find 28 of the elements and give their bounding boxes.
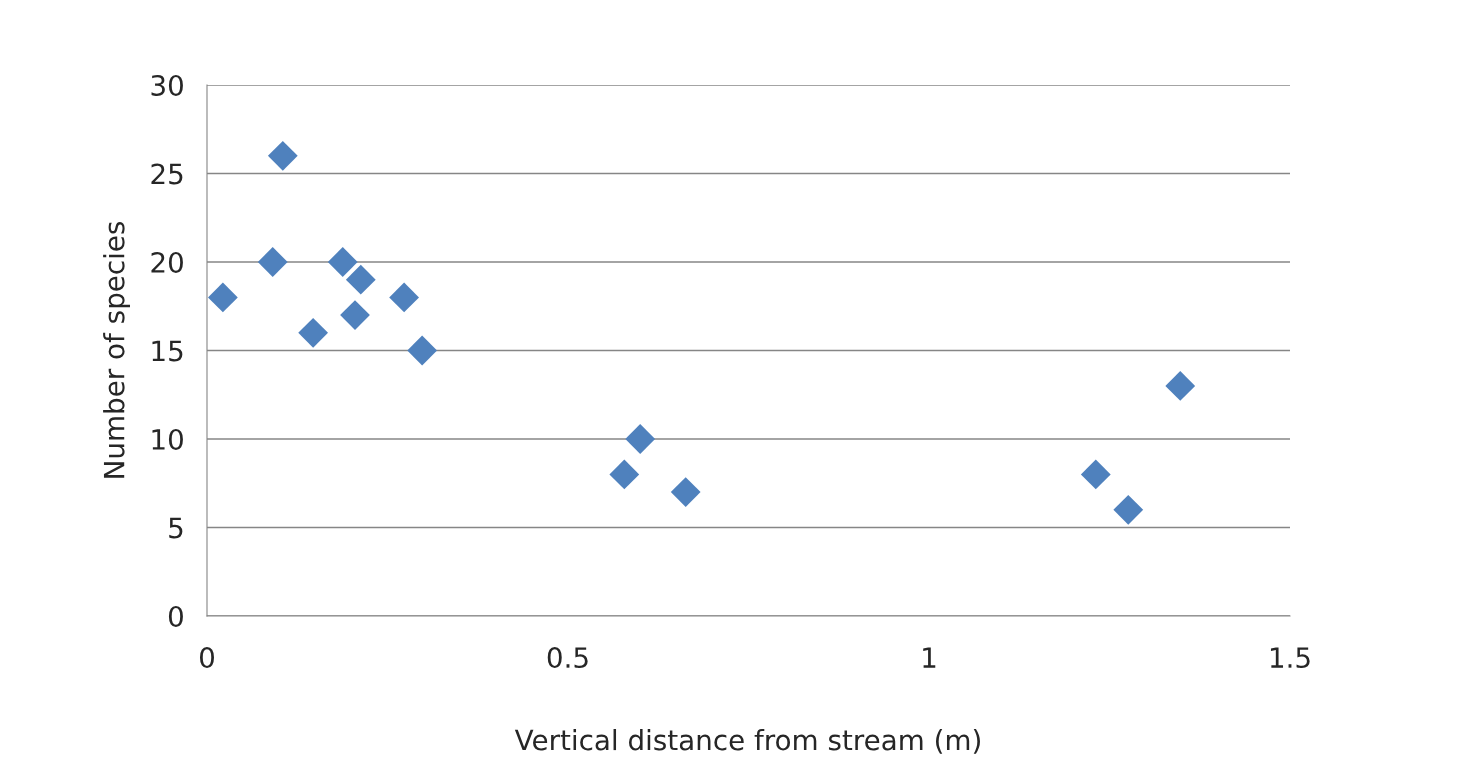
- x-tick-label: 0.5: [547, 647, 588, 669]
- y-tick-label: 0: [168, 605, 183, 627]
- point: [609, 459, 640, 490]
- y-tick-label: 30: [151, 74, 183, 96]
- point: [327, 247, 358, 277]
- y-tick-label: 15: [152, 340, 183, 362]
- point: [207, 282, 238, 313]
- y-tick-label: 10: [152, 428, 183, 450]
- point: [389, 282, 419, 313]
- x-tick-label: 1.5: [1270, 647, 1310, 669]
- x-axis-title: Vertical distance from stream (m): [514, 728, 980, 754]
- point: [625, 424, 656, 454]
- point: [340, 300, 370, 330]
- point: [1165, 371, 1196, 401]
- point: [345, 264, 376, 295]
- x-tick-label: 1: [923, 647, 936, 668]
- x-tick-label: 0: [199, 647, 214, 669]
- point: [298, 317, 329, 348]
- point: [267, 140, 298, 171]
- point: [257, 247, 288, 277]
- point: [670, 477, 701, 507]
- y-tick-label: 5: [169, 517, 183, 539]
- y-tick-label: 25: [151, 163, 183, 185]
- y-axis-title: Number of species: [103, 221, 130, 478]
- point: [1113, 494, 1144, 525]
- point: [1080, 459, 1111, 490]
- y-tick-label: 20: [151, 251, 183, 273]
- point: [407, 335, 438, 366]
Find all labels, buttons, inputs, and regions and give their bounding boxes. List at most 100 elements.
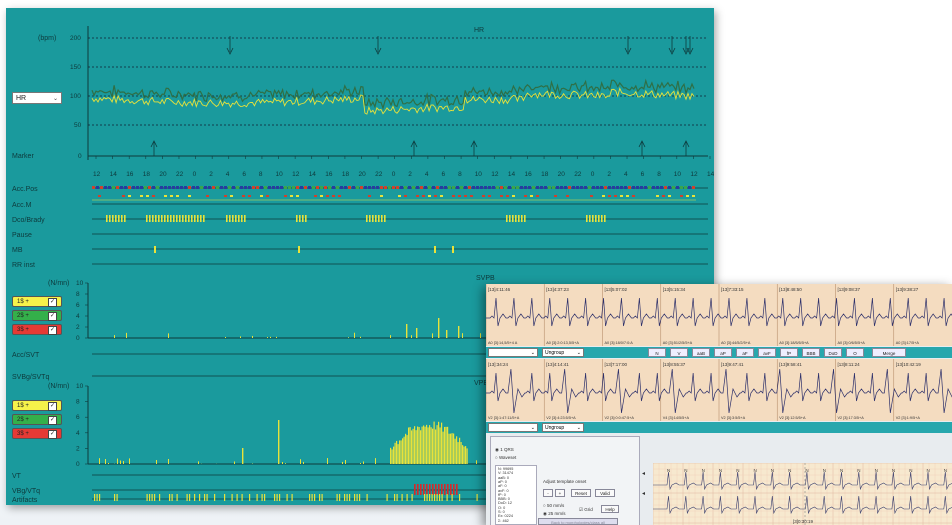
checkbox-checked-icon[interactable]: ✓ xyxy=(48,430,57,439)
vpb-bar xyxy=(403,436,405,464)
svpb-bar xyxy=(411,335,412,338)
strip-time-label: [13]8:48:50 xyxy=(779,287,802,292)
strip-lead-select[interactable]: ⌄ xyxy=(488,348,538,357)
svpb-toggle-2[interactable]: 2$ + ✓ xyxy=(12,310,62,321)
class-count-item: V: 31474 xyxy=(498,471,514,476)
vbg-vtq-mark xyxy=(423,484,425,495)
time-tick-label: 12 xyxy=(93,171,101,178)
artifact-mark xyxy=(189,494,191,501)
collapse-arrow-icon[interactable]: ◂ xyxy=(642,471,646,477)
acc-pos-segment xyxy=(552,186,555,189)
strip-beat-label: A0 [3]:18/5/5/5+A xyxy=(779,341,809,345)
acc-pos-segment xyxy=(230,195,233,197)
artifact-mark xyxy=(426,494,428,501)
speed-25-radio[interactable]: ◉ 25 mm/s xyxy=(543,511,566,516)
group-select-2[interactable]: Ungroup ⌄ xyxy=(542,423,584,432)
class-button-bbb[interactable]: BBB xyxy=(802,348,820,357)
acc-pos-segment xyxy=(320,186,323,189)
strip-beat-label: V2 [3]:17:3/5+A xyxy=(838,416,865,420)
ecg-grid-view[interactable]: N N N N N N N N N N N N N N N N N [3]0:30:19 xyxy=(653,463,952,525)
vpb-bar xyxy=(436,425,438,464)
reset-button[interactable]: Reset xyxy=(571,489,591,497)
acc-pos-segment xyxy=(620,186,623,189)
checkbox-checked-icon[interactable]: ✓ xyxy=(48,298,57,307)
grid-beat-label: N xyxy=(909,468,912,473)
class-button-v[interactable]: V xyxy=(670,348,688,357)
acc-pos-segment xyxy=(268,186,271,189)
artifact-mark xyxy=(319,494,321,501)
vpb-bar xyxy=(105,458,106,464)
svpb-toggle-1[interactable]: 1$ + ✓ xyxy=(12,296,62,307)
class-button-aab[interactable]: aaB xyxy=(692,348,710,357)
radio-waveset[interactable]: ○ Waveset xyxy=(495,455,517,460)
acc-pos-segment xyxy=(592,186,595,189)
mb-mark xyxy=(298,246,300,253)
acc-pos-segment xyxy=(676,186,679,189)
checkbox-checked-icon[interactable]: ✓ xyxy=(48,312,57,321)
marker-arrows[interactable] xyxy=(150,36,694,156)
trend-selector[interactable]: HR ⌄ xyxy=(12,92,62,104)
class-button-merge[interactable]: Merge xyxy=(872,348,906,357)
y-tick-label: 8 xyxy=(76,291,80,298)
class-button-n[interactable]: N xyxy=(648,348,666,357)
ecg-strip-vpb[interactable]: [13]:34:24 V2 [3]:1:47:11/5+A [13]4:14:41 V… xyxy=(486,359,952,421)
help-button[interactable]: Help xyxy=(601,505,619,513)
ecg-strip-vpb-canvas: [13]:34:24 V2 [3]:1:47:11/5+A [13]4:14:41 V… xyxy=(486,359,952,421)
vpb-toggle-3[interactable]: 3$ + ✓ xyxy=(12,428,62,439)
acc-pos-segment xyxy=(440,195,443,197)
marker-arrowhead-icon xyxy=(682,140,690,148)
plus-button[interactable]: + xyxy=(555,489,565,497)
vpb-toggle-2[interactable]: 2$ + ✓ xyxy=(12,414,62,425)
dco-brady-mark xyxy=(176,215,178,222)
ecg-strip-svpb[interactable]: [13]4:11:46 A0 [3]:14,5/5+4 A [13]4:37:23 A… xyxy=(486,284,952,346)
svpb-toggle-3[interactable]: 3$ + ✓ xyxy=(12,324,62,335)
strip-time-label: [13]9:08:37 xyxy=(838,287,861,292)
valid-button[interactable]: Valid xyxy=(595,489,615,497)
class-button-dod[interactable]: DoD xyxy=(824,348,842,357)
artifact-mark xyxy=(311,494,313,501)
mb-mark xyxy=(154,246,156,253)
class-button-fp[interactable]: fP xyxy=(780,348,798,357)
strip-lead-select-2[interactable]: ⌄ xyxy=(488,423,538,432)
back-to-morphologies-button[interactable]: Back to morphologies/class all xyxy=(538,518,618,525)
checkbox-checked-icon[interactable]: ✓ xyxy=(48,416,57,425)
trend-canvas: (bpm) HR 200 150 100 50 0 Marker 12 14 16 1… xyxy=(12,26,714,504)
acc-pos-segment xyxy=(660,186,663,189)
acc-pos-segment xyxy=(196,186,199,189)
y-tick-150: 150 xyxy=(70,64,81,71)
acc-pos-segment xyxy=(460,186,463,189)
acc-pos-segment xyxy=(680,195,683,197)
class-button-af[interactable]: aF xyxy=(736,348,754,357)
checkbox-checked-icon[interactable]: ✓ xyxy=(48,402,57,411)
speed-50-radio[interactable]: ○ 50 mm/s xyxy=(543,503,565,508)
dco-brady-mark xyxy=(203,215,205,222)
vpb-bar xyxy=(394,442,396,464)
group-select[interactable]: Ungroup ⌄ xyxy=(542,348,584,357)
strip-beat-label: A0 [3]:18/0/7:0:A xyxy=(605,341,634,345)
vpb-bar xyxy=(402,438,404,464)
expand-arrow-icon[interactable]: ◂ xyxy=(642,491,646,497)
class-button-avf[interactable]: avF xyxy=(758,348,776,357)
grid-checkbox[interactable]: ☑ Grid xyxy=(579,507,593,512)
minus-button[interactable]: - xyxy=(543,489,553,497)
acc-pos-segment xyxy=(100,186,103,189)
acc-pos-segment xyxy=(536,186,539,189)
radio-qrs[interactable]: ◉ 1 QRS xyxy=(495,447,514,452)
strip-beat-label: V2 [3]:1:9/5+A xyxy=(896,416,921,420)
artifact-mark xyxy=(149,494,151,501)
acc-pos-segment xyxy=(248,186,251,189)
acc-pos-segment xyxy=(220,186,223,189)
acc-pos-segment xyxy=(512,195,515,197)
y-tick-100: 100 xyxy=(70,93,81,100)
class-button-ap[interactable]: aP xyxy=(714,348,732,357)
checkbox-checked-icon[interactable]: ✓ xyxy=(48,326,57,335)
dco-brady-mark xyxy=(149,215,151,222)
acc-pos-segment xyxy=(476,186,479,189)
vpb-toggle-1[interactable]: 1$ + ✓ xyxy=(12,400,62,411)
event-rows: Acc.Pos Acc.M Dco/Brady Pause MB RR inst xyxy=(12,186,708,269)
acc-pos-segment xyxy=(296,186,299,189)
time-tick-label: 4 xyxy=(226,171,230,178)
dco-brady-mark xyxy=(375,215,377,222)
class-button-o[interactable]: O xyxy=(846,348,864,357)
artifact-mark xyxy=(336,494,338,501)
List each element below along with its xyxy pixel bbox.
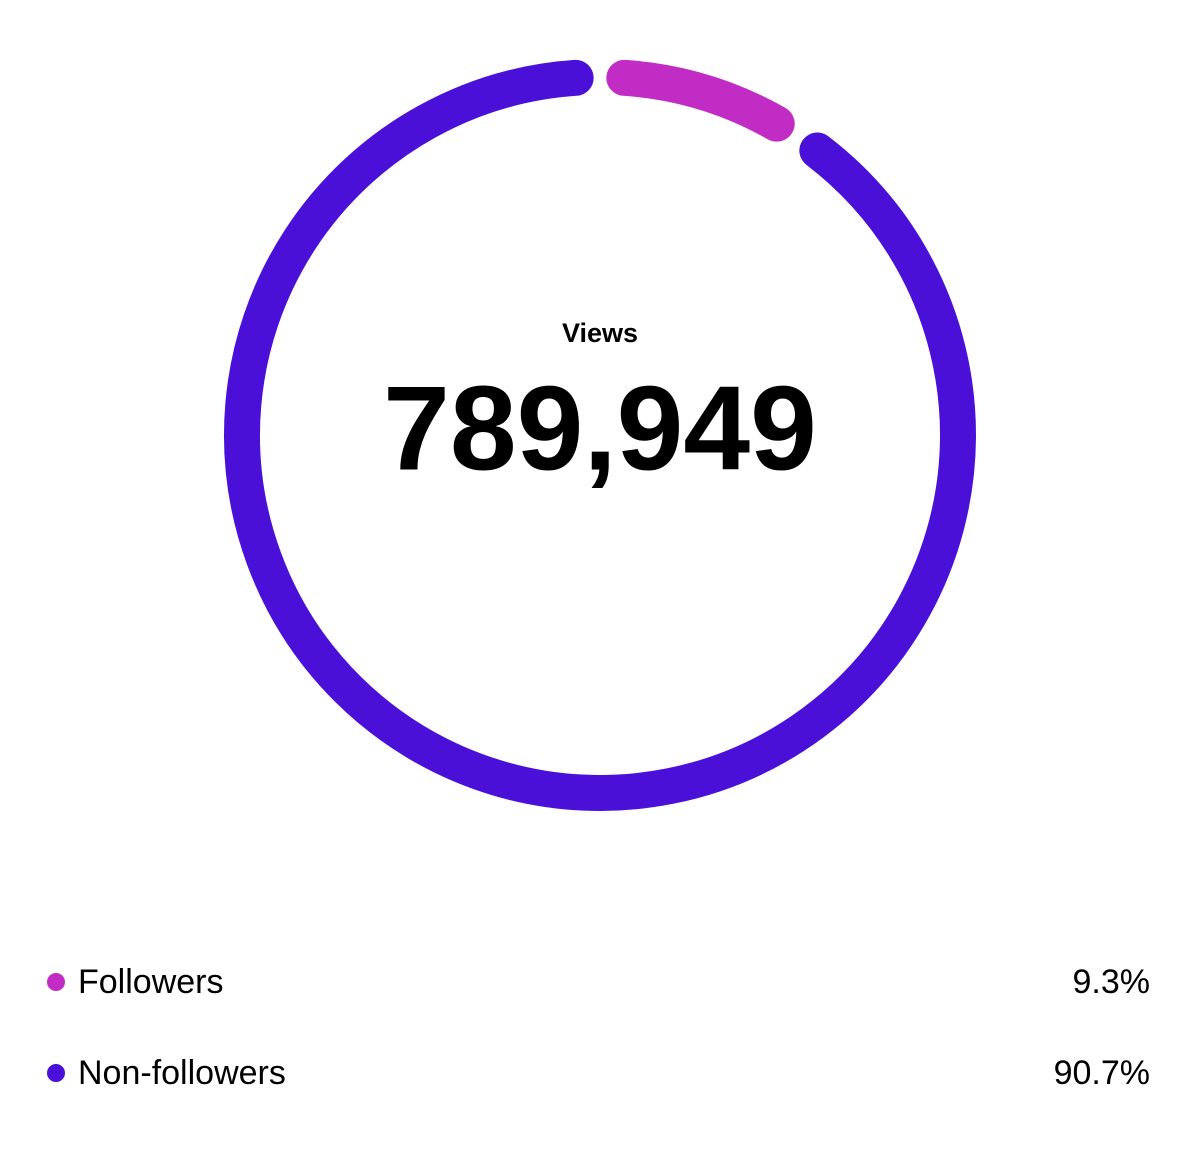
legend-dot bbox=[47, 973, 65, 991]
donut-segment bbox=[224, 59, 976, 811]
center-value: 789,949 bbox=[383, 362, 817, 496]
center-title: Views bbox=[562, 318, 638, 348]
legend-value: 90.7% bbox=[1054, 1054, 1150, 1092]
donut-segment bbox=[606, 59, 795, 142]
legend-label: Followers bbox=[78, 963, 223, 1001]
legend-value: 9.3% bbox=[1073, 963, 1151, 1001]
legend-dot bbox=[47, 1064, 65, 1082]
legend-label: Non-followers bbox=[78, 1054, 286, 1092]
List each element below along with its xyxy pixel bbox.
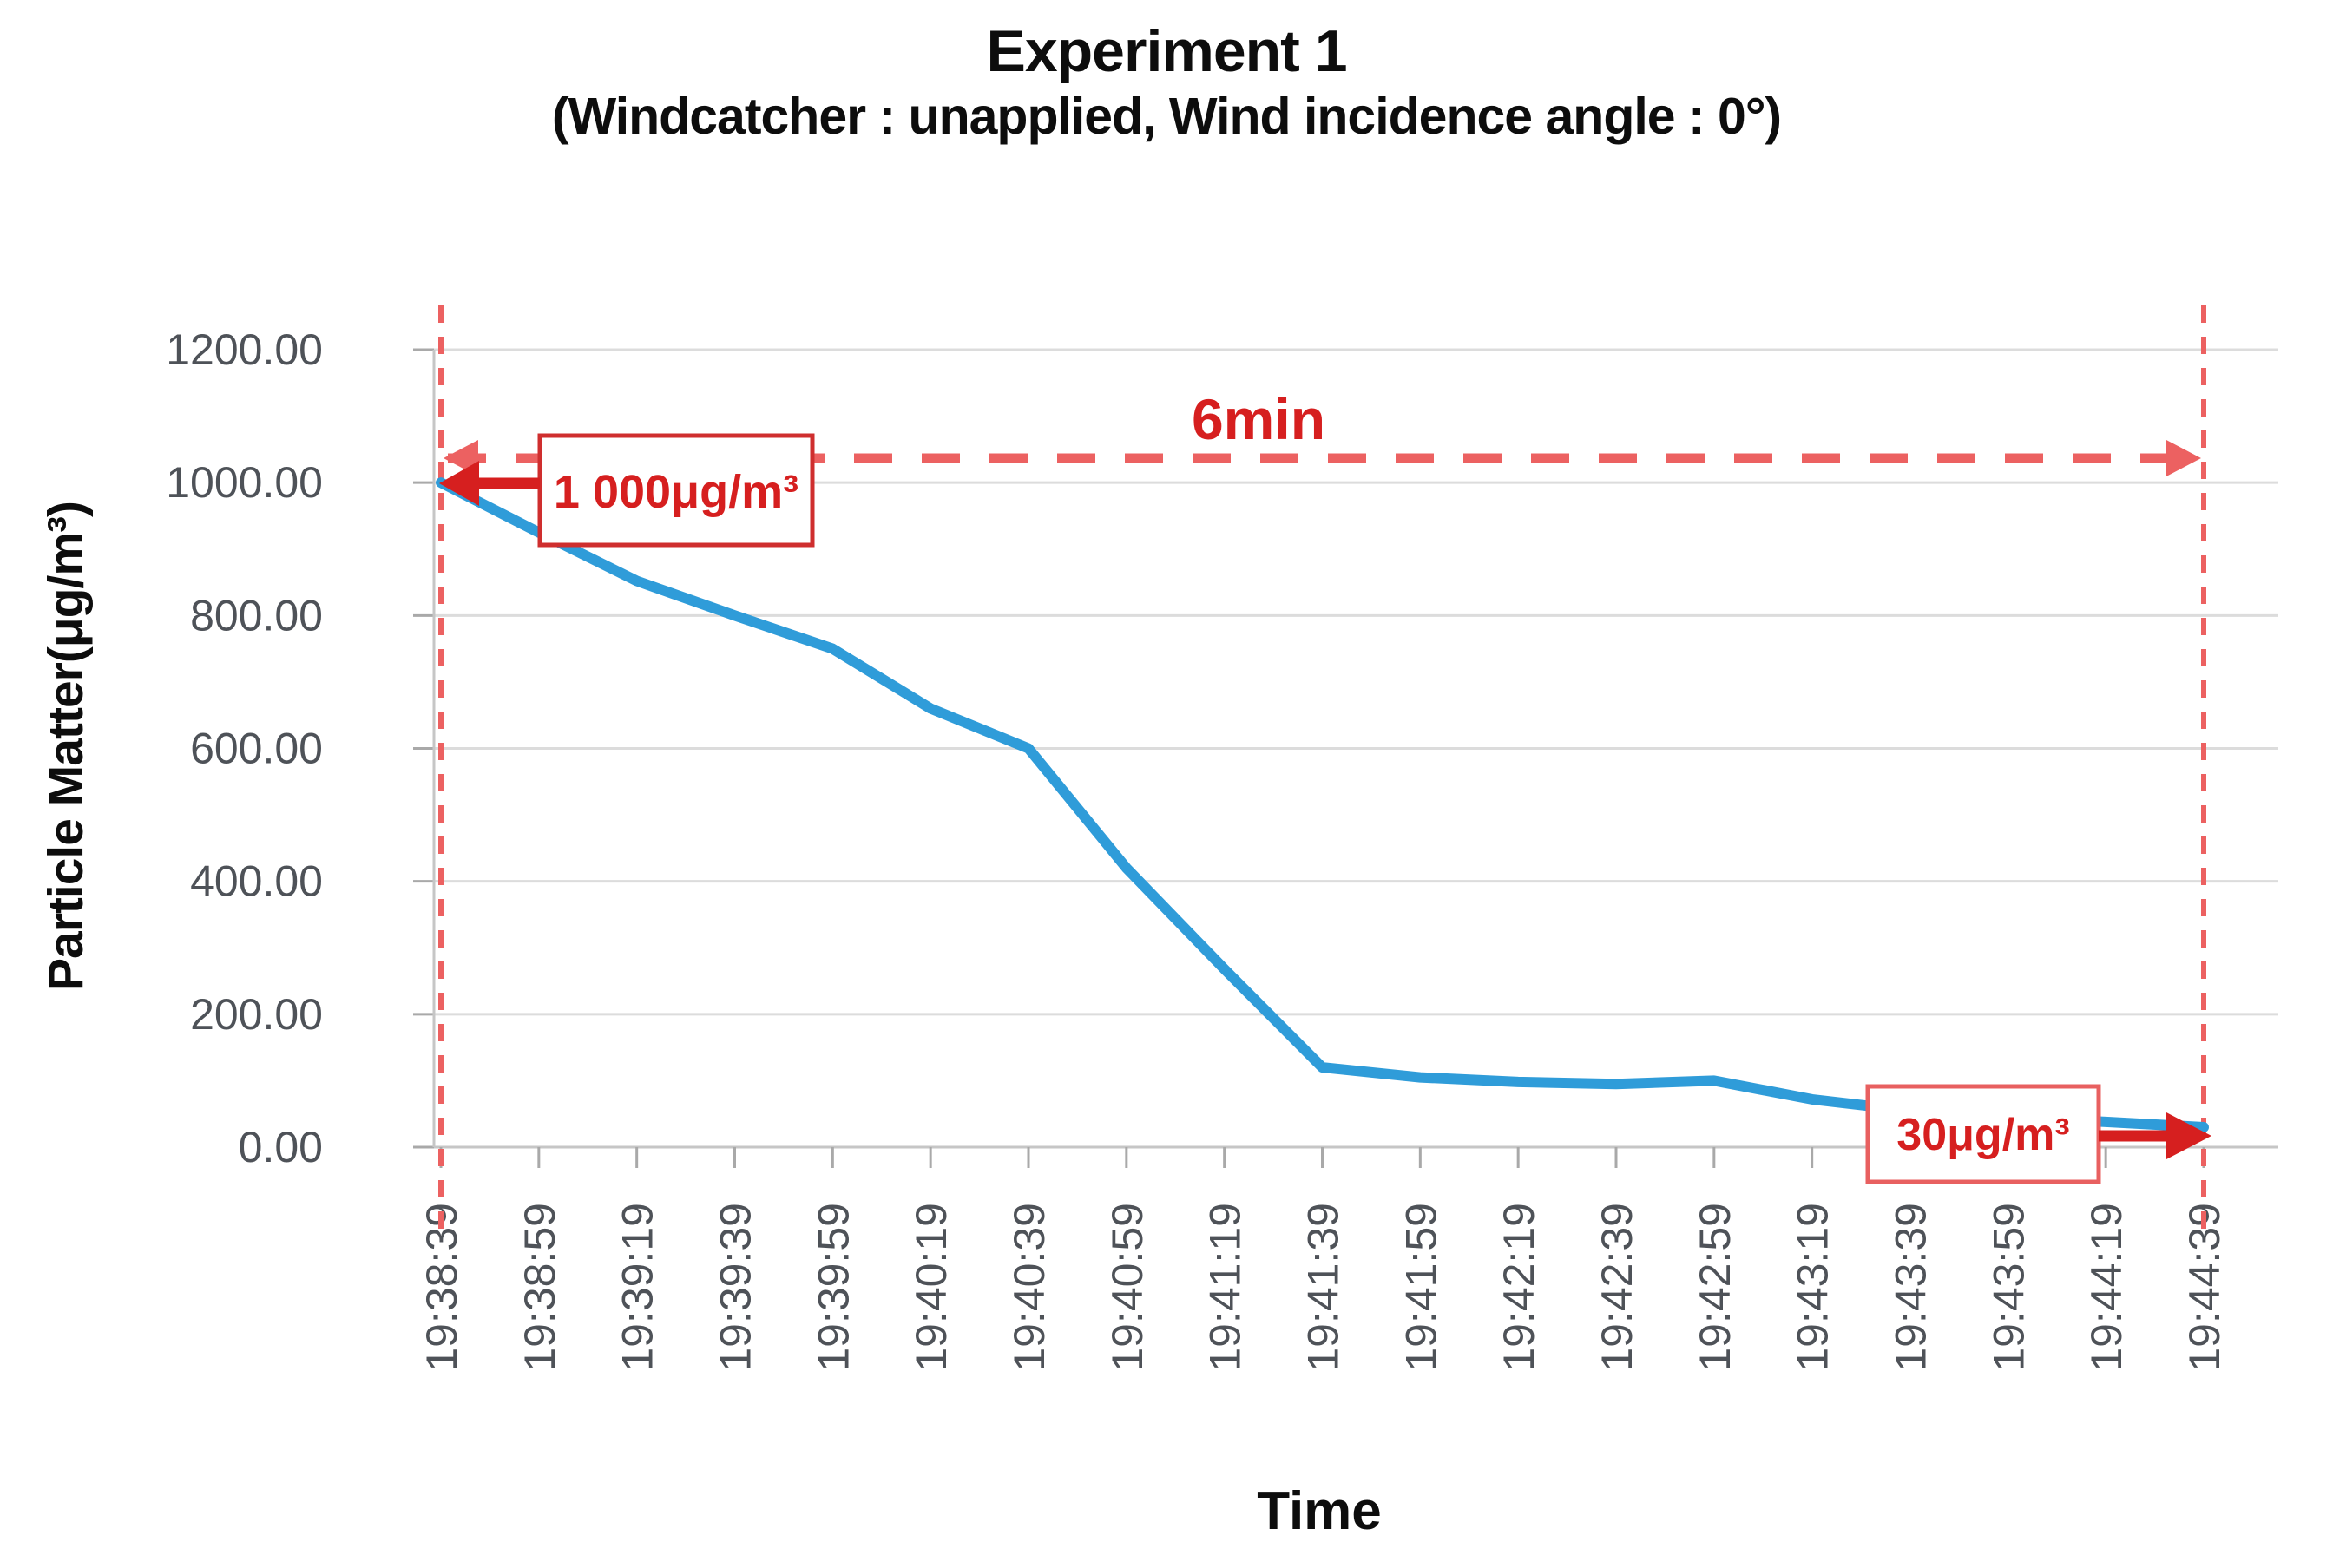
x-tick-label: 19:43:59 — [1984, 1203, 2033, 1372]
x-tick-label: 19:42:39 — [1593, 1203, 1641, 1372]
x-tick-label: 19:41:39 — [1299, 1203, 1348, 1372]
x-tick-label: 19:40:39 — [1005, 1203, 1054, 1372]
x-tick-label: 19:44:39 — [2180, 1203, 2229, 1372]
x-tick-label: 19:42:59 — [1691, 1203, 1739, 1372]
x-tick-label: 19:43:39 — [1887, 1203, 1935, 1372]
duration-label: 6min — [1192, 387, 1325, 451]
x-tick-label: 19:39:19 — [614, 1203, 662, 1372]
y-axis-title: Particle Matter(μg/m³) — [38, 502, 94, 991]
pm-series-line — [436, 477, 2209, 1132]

————

Print the lines starting with the one containing "checkbox-checked-icon[interactable]: ✓ xyxy=(48,430,57,439)" and ending with the one containing "class-button-bbb[interactable]: BBB xyxy=(802,348,820,357)", both included, reproduced verbatim.

Answer:
checkbox-checked-icon[interactable]: ✓ xyxy=(48,430,57,439)
vpb-bar xyxy=(403,436,405,464)
svpb-bar xyxy=(411,335,412,338)
strip-time-label: [13]8:48:50 xyxy=(779,287,802,292)
strip-lead-select[interactable]: ⌄ xyxy=(488,348,538,357)
svpb-toggle-2[interactable]: 2$ + ✓ xyxy=(12,310,62,321)
class-count-item: V: 31474 xyxy=(498,471,514,476)
vbg-vtq-mark xyxy=(423,484,425,495)
time-tick-label: 12 xyxy=(93,171,101,178)
artifact-mark xyxy=(189,494,191,501)
collapse-arrow-icon[interactable]: ◂ xyxy=(642,471,646,477)
acc-pos-segment xyxy=(552,186,555,189)
strip-beat-label: A0 [3]:18/5/5/5+A xyxy=(779,341,809,345)
acc-pos-segment xyxy=(230,195,233,197)
artifact-mark xyxy=(426,494,428,501)
speed-25-radio[interactable]: ◉ 25 mm/s xyxy=(543,511,566,516)
group-select-2[interactable]: Ungroup ⌄ xyxy=(542,423,584,432)
class-button-bbb[interactable]: BBB xyxy=(802,348,820,357)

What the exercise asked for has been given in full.